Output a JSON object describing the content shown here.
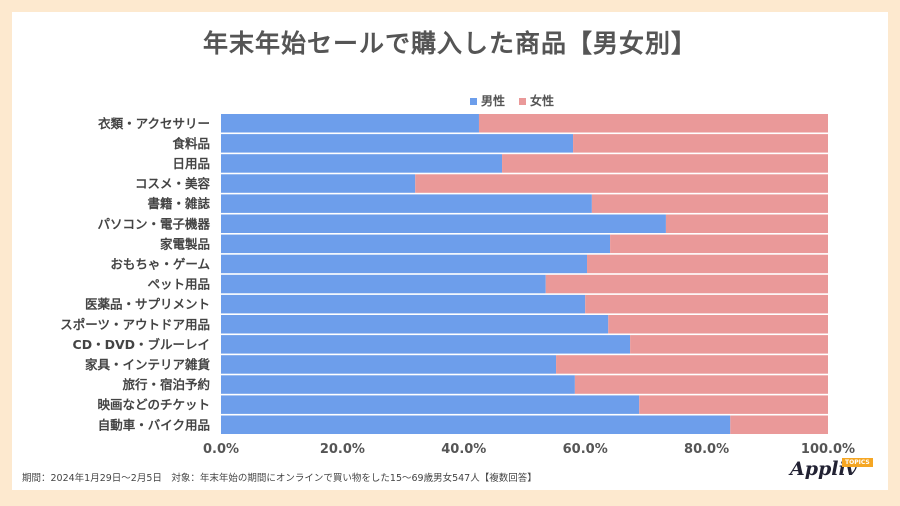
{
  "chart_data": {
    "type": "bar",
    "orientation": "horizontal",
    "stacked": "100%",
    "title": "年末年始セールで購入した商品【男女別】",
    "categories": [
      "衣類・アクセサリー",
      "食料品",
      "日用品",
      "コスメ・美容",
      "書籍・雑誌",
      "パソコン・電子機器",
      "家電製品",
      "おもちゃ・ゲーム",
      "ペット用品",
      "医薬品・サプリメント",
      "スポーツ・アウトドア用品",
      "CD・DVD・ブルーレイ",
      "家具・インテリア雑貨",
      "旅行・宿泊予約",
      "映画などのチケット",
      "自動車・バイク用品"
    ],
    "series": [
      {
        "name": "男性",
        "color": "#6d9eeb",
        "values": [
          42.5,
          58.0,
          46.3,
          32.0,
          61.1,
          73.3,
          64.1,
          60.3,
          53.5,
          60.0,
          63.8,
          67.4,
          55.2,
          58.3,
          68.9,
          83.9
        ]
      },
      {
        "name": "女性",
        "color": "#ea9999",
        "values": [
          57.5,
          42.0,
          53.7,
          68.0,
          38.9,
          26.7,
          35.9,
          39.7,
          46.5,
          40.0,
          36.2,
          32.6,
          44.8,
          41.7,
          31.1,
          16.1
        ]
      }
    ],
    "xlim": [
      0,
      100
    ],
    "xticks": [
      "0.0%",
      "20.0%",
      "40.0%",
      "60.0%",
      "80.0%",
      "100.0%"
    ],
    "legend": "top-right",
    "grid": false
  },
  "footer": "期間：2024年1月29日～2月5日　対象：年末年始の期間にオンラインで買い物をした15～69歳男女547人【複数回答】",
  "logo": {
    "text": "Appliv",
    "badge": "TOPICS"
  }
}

————————

:: EXERCISE TASK ::
Your task is to return the entries above exactly, with no pictures.

:: ANSWER ::
Output a JSON object describing the content shown here.
{
  "chart_data": {
    "type": "bar",
    "orientation": "horizontal",
    "stacked": "100%",
    "title": "年末年始セールで購入した商品【男女別】",
    "categories": [
      "衣類・アクセサリー",
      "食料品",
      "日用品",
      "コスメ・美容",
      "書籍・雑誌",
      "パソコン・電子機器",
      "家電製品",
      "おもちゃ・ゲーム",
      "ペット用品",
      "医薬品・サプリメント",
      "スポーツ・アウトドア用品",
      "CD・DVD・ブルーレイ",
      "家具・インテリア雑貨",
      "旅行・宿泊予約",
      "映画などのチケット",
      "自動車・バイク用品"
    ],
    "series": [
      {
        "name": "男性",
        "color": "#6d9eeb",
        "values": [
          42.5,
          58.0,
          46.3,
          32.0,
          61.1,
          73.3,
          64.1,
          60.3,
          53.5,
          60.0,
          63.8,
          67.4,
          55.2,
          58.3,
          68.9,
          83.9
        ]
      },
      {
        "name": "女性",
        "color": "#ea9999",
        "values": [
          57.5,
          42.0,
          53.7,
          68.0,
          38.9,
          26.7,
          35.9,
          39.7,
          46.5,
          40.0,
          36.2,
          32.6,
          44.8,
          41.7,
          31.1,
          16.1
        ]
      }
    ],
    "xlim": [
      0,
      100
    ],
    "xticks": [
      "0.0%",
      "20.0%",
      "40.0%",
      "60.0%",
      "80.0%",
      "100.0%"
    ],
    "legend": "top-right",
    "grid": false
  },
  "footer": "期間：2024年1月29日～2月5日　対象：年末年始の期間にオンラインで買い物をした15～69歳男女547人【複数回答】",
  "logo": {
    "text": "Appliv",
    "badge": "TOPICS"
  }
}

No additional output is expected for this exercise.